Work to do = Return all the data below as it stands, minus the pictures.

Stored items
-------------------------

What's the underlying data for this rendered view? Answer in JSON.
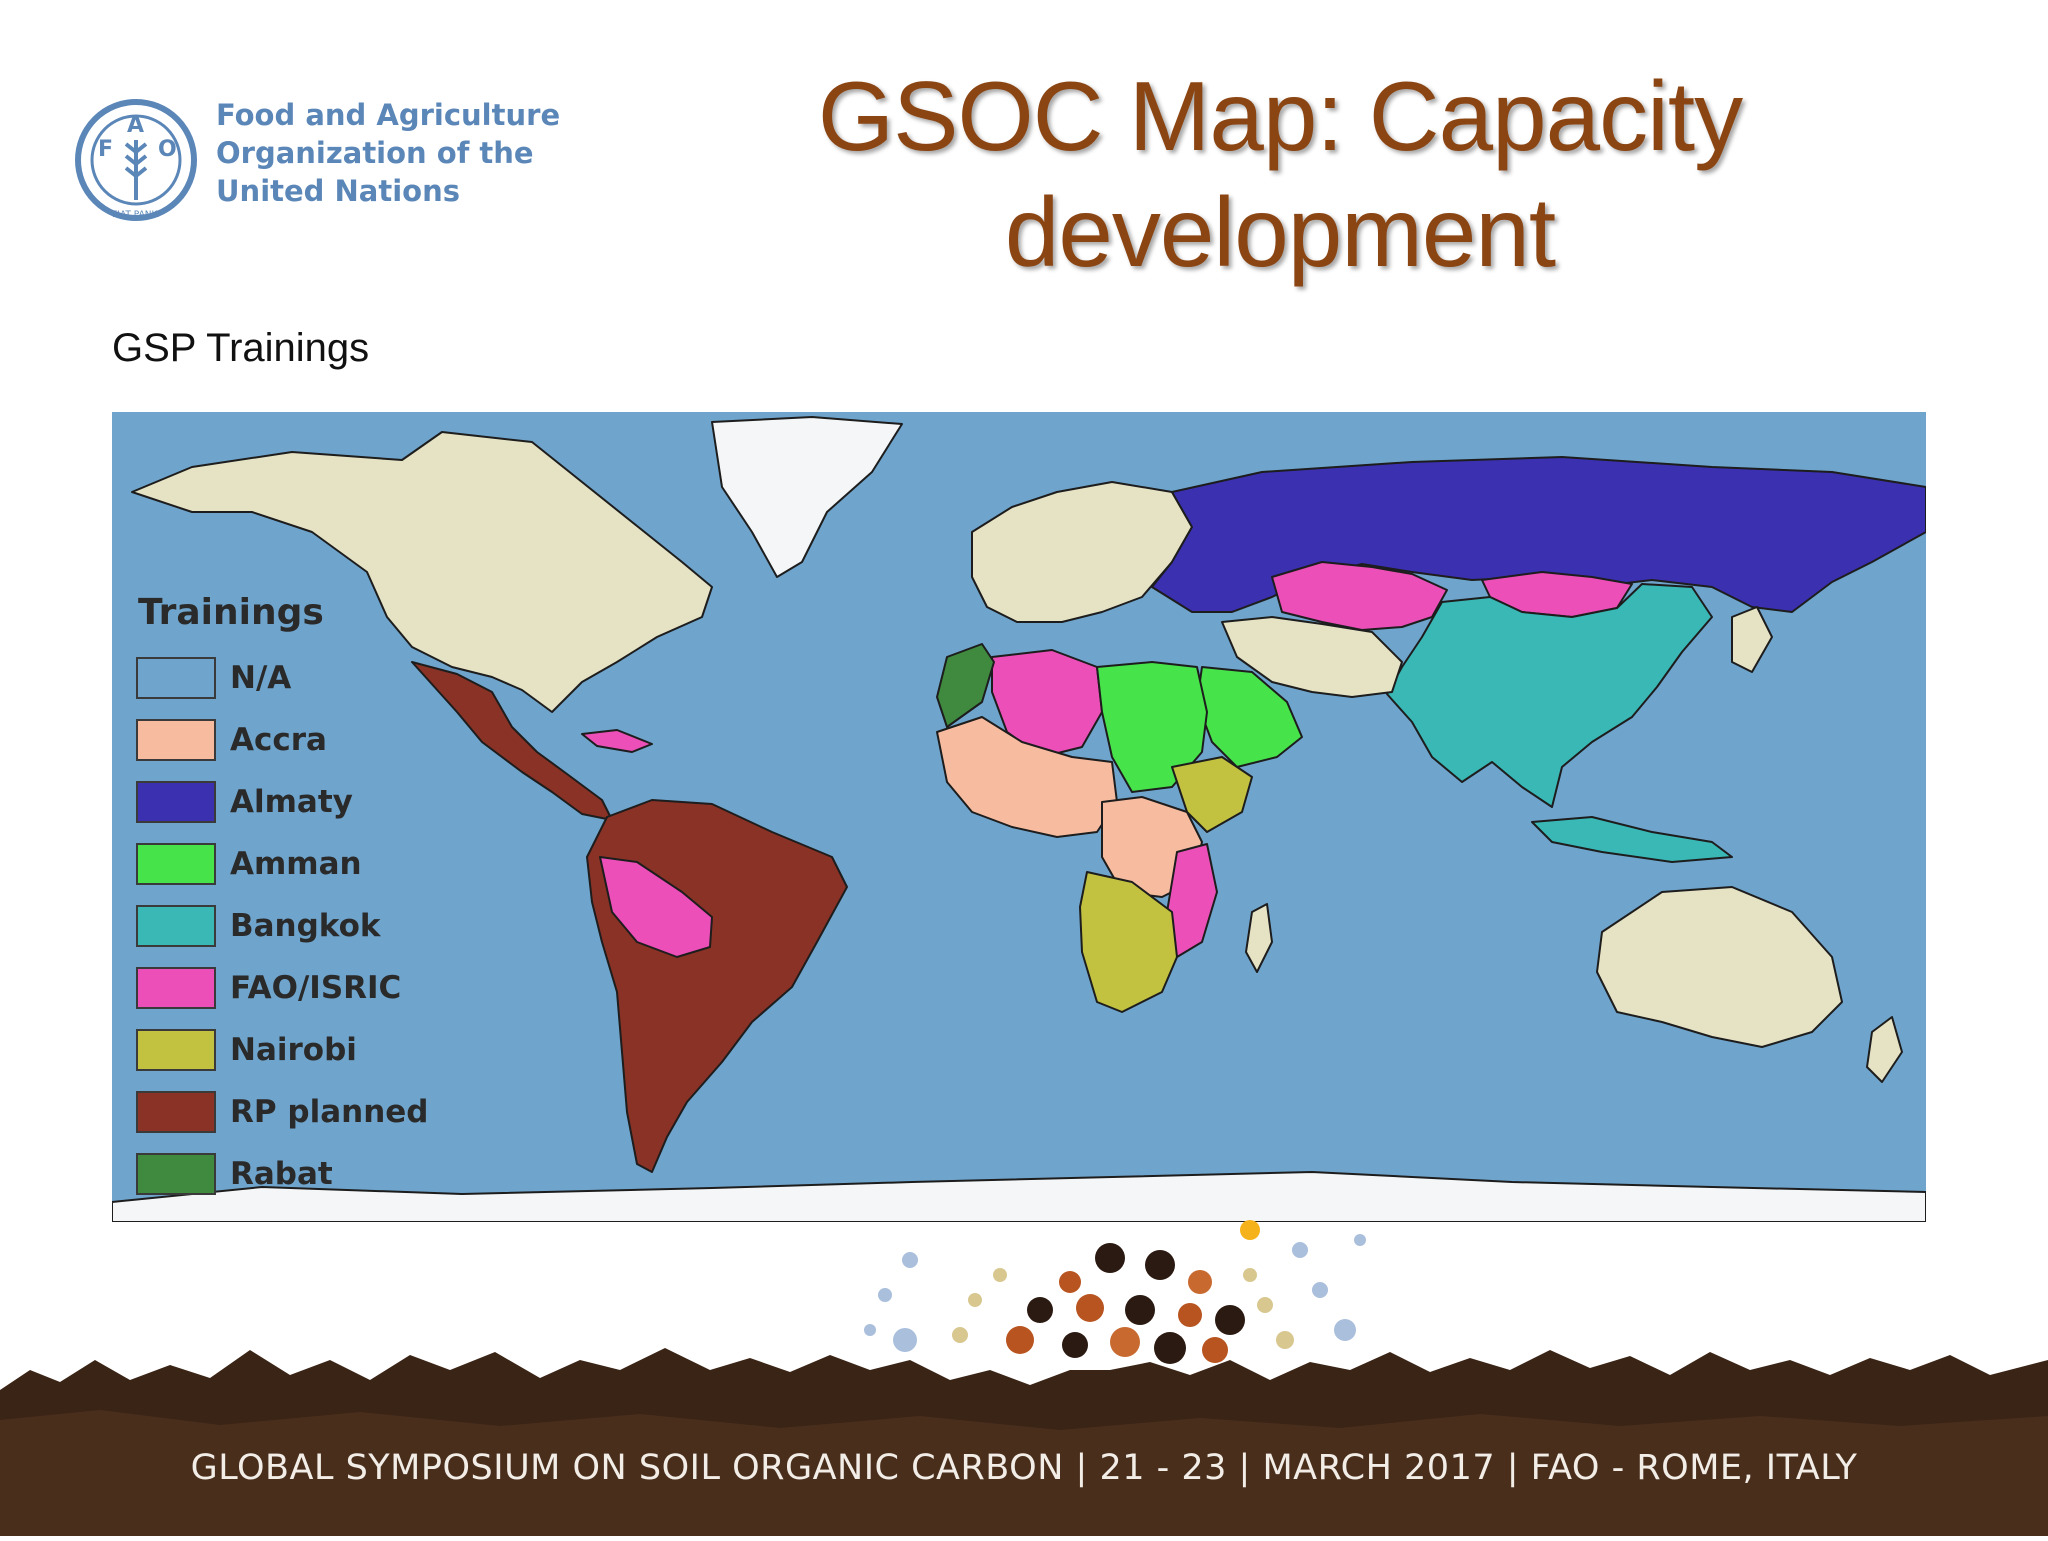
{
  "logo": {
    "lines": [
      "Food and Agriculture",
      "Organization of the",
      "United Nations"
    ],
    "emblem_letters": [
      "F",
      "A",
      "O"
    ],
    "emblem_motto": "FIAT PANIS"
  },
  "title": {
    "line1": "GSOC Map: Capacity",
    "line2": "development"
  },
  "subtitle": "GSP Trainings",
  "map": {
    "legend_title": "Trainings",
    "legend": [
      {
        "label": "N/A",
        "color": "#6fa4cc"
      },
      {
        "label": "Accra",
        "color": "#f7bca0"
      },
      {
        "label": "Almaty",
        "color": "#3b30b0"
      },
      {
        "label": "Amman",
        "color": "#47e34a"
      },
      {
        "label": "Bangkok",
        "color": "#39b8b6"
      },
      {
        "label": "FAO/ISRIC",
        "color": "#ec4fb8"
      },
      {
        "label": "Nairobi",
        "color": "#c3c240"
      },
      {
        "label": "RP planned",
        "color": "#8a3226"
      },
      {
        "label": "Rabat",
        "color": "#3f8a3f"
      }
    ],
    "ocean_color": "#6fa4cc",
    "land_na_color": "#e6e2c4",
    "ice_color": "#f4f6f8"
  },
  "footer": {
    "text": "GLOBAL SYMPOSIUM ON SOIL ORGANIC CARBON | 21 - 23 | MARCH 2017 | FAO - ROME, ITALY"
  }
}
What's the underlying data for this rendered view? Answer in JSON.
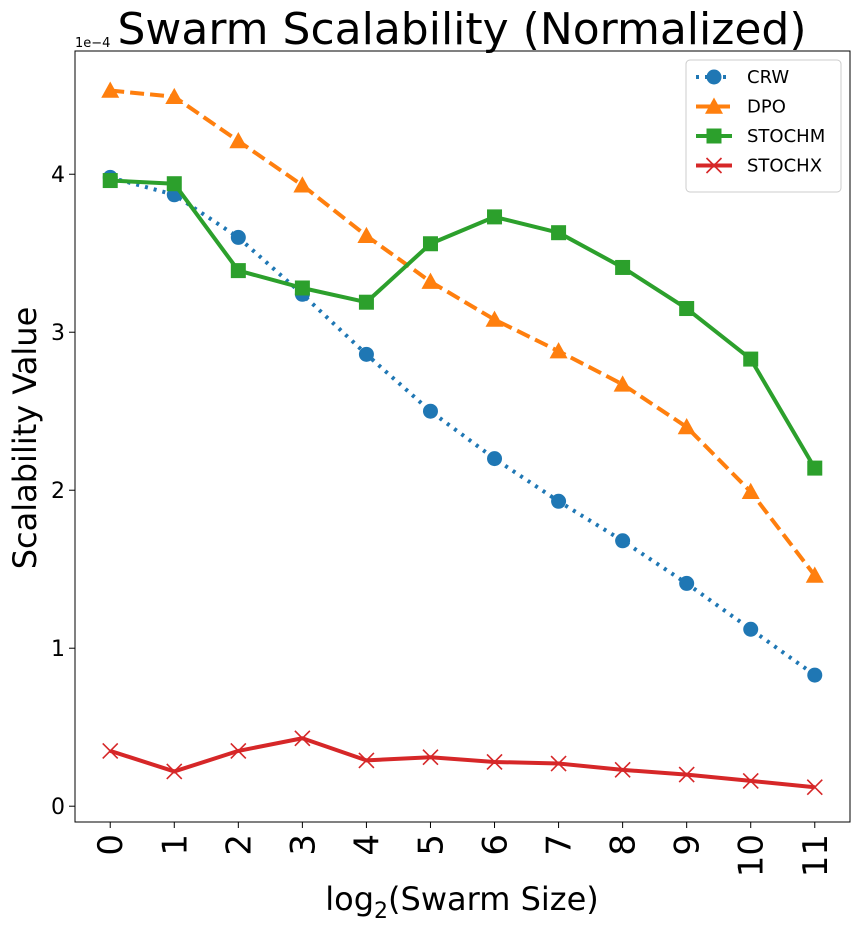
{
  "chart_data": {
    "type": "line",
    "title": "Swarm Scalability (Normalized)",
    "xlabel_prefix": "log",
    "xlabel_sub": "2",
    "xlabel_suffix": "(Swarm Size)",
    "ylabel": "Scalability Value",
    "y_multiplier_label": "1e−4",
    "x": [
      0,
      1,
      2,
      3,
      4,
      5,
      6,
      7,
      8,
      9,
      10,
      11
    ],
    "xtick_labels": [
      "0",
      "1",
      "2",
      "3",
      "4",
      "5",
      "6",
      "7",
      "8",
      "9",
      "10",
      "11"
    ],
    "yticks": [
      0,
      1,
      2,
      3,
      4
    ],
    "ytick_labels": [
      "0",
      "1",
      "2",
      "3",
      "4"
    ],
    "xlim": [
      -0.55,
      11.55
    ],
    "ylim": [
      -0.1,
      4.78
    ],
    "grid": false,
    "legend_position": "top-right",
    "series": [
      {
        "name": "CRW",
        "color": "#1f77b4",
        "dash": "dotted",
        "marker": "circle",
        "values": [
          3.98,
          3.87,
          3.6,
          3.24,
          2.86,
          2.5,
          2.2,
          1.93,
          1.68,
          1.41,
          1.12,
          0.83
        ]
      },
      {
        "name": "DPO",
        "color": "#ff7f0e",
        "dash": "dashed",
        "marker": "triangle",
        "values": [
          4.53,
          4.49,
          4.21,
          3.93,
          3.61,
          3.32,
          3.08,
          2.88,
          2.67,
          2.4,
          1.99,
          1.46
        ]
      },
      {
        "name": "STOCHM",
        "color": "#2ca02c",
        "dash": "solid",
        "marker": "square",
        "values": [
          3.96,
          3.94,
          3.39,
          3.28,
          3.19,
          3.56,
          3.73,
          3.63,
          3.41,
          3.15,
          2.83,
          2.14
        ]
      },
      {
        "name": "STOCHX",
        "color": "#d62728",
        "dash": "solid",
        "marker": "x",
        "values": [
          0.35,
          0.22,
          0.35,
          0.43,
          0.29,
          0.31,
          0.28,
          0.27,
          0.23,
          0.2,
          0.16,
          0.12
        ]
      }
    ]
  }
}
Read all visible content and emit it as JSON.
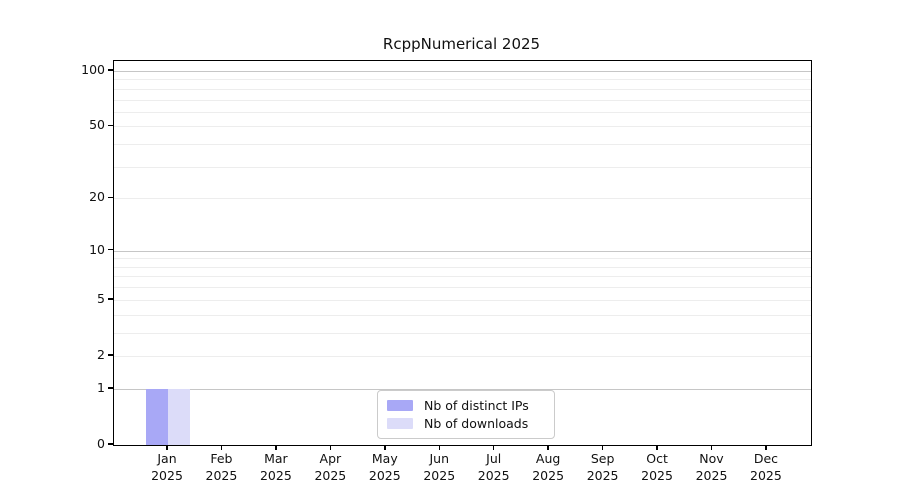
{
  "title": "RcppNumerical 2025",
  "legend": {
    "items": [
      {
        "label": "Nb of distinct IPs",
        "color": "#a8a8f6"
      },
      {
        "label": "Nb of downloads",
        "color": "#dcdcf9"
      }
    ]
  },
  "chart_data": {
    "type": "bar",
    "title": "RcppNumerical 2025",
    "categories": [
      "Jan",
      "Feb",
      "Mar",
      "Apr",
      "May",
      "Jun",
      "Jul",
      "Aug",
      "Sep",
      "Oct",
      "Nov",
      "Dec"
    ],
    "category_year": "2025",
    "series": [
      {
        "name": "Nb of distinct IPs",
        "color": "#a8a8f6",
        "values": [
          1,
          0,
          0,
          0,
          0,
          0,
          0,
          0,
          0,
          0,
          0,
          0
        ]
      },
      {
        "name": "Nb of downloads",
        "color": "#dcdcf9",
        "values": [
          1,
          0,
          0,
          0,
          0,
          0,
          0,
          0,
          0,
          0,
          0,
          0
        ]
      }
    ],
    "y_scale": "log1p",
    "y_ticks": [
      0,
      1,
      2,
      5,
      10,
      20,
      50,
      100
    ],
    "y_major_gridlines": [
      1,
      10,
      100
    ],
    "y_minor_gridlines": [
      2,
      3,
      4,
      5,
      6,
      7,
      8,
      9,
      20,
      30,
      40,
      50,
      60,
      70,
      80,
      90
    ],
    "ylim": [
      0,
      113
    ],
    "grid": true,
    "legend_position": "bottom-center"
  },
  "colors": {
    "grid_major": "#c6c6c6",
    "grid_minor": "#ededed",
    "axis": "#000000",
    "background": "#ffffff",
    "legend_border": "#cbcbcb"
  }
}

-------------------------

Exercise solution =
What's the underlying data for this rendered view? Answer in JSON.
{
  "logo": {
    "lines": [
      "Food and Agriculture",
      "Organization of the",
      "United Nations"
    ],
    "emblem_letters": [
      "F",
      "A",
      "O"
    ],
    "emblem_motto": "FIAT PANIS"
  },
  "title": {
    "line1": "GSOC Map: Capacity",
    "line2": "development"
  },
  "subtitle": "GSP Trainings",
  "map": {
    "legend_title": "Trainings",
    "legend": [
      {
        "label": "N/A",
        "color": "#6fa4cc"
      },
      {
        "label": "Accra",
        "color": "#f7bca0"
      },
      {
        "label": "Almaty",
        "color": "#3b30b0"
      },
      {
        "label": "Amman",
        "color": "#47e34a"
      },
      {
        "label": "Bangkok",
        "color": "#39b8b6"
      },
      {
        "label": "FAO/ISRIC",
        "color": "#ec4fb8"
      },
      {
        "label": "Nairobi",
        "color": "#c3c240"
      },
      {
        "label": "RP planned",
        "color": "#8a3226"
      },
      {
        "label": "Rabat",
        "color": "#3f8a3f"
      }
    ],
    "ocean_color": "#6fa4cc",
    "land_na_color": "#e6e2c4",
    "ice_color": "#f4f6f8"
  },
  "footer": {
    "text": "GLOBAL SYMPOSIUM ON SOIL ORGANIC CARBON | 21 - 23 | MARCH 2017 | FAO - ROME, ITALY"
  }
}
What's the underlying data for this rendered view? Answer in JSON.
{
  "chart_data": {
    "type": "line",
    "title": "Swarm Scalability (Normalized)",
    "xlabel_prefix": "log",
    "xlabel_sub": "2",
    "xlabel_suffix": "(Swarm Size)",
    "ylabel": "Scalability Value",
    "y_multiplier_label": "1e−4",
    "x": [
      0,
      1,
      2,
      3,
      4,
      5,
      6,
      7,
      8,
      9,
      10,
      11
    ],
    "xtick_labels": [
      "0",
      "1",
      "2",
      "3",
      "4",
      "5",
      "6",
      "7",
      "8",
      "9",
      "10",
      "11"
    ],
    "yticks": [
      0,
      1,
      2,
      3,
      4
    ],
    "ytick_labels": [
      "0",
      "1",
      "2",
      "3",
      "4"
    ],
    "xlim": [
      -0.55,
      11.55
    ],
    "ylim": [
      -0.1,
      4.78
    ],
    "grid": false,
    "legend_position": "top-right",
    "series": [
      {
        "name": "CRW",
        "color": "#1f77b4",
        "dash": "dotted",
        "marker": "circle",
        "values": [
          3.98,
          3.87,
          3.6,
          3.24,
          2.86,
          2.5,
          2.2,
          1.93,
          1.68,
          1.41,
          1.12,
          0.83
        ]
      },
      {
        "name": "DPO",
        "color": "#ff7f0e",
        "dash": "dashed",
        "marker": "triangle",
        "values": [
          4.53,
          4.49,
          4.21,
          3.93,
          3.61,
          3.32,
          3.08,
          2.88,
          2.67,
          2.4,
          1.99,
          1.46
        ]
      },
      {
        "name": "STOCHM",
        "color": "#2ca02c",
        "dash": "solid",
        "marker": "square",
        "values": [
          3.96,
          3.94,
          3.39,
          3.28,
          3.19,
          3.56,
          3.73,
          3.63,
          3.41,
          3.15,
          2.83,
          2.14
        ]
      },
      {
        "name": "STOCHX",
        "color": "#d62728",
        "dash": "solid",
        "marker": "x",
        "values": [
          0.35,
          0.22,
          0.35,
          0.43,
          0.29,
          0.31,
          0.28,
          0.27,
          0.23,
          0.2,
          0.16,
          0.12
        ]
      }
    ]
  }
}
Read all visible content and emit it as JSON.
{
  "title": "RcppNumerical 2025",
  "legend": {
    "items": [
      {
        "label": "Nb of distinct IPs",
        "color": "#a8a8f6"
      },
      {
        "label": "Nb of downloads",
        "color": "#dcdcf9"
      }
    ]
  },
  "chart_data": {
    "type": "bar",
    "title": "RcppNumerical 2025",
    "categories": [
      "Jan",
      "Feb",
      "Mar",
      "Apr",
      "May",
      "Jun",
      "Jul",
      "Aug",
      "Sep",
      "Oct",
      "Nov",
      "Dec"
    ],
    "category_year": "2025",
    "series": [
      {
        "name": "Nb of distinct IPs",
        "color": "#a8a8f6",
        "values": [
          1,
          0,
          0,
          0,
          0,
          0,
          0,
          0,
          0,
          0,
          0,
          0
        ]
      },
      {
        "name": "Nb of downloads",
        "color": "#dcdcf9",
        "values": [
          1,
          0,
          0,
          0,
          0,
          0,
          0,
          0,
          0,
          0,
          0,
          0
        ]
      }
    ],
    "y_scale": "log1p",
    "y_ticks": [
      0,
      1,
      2,
      5,
      10,
      20,
      50,
      100
    ],
    "y_major_gridlines": [
      1,
      10,
      100
    ],
    "y_minor_gridlines": [
      2,
      3,
      4,
      5,
      6,
      7,
      8,
      9,
      20,
      30,
      40,
      50,
      60,
      70,
      80,
      90
    ],
    "ylim": [
      0,
      113
    ],
    "grid": true,
    "legend_position": "bottom-center"
  },
  "colors": {
    "grid_major": "#c6c6c6",
    "grid_minor": "#ededed",
    "axis": "#000000",
    "background": "#ffffff",
    "legend_border": "#cbcbcb"
  }
}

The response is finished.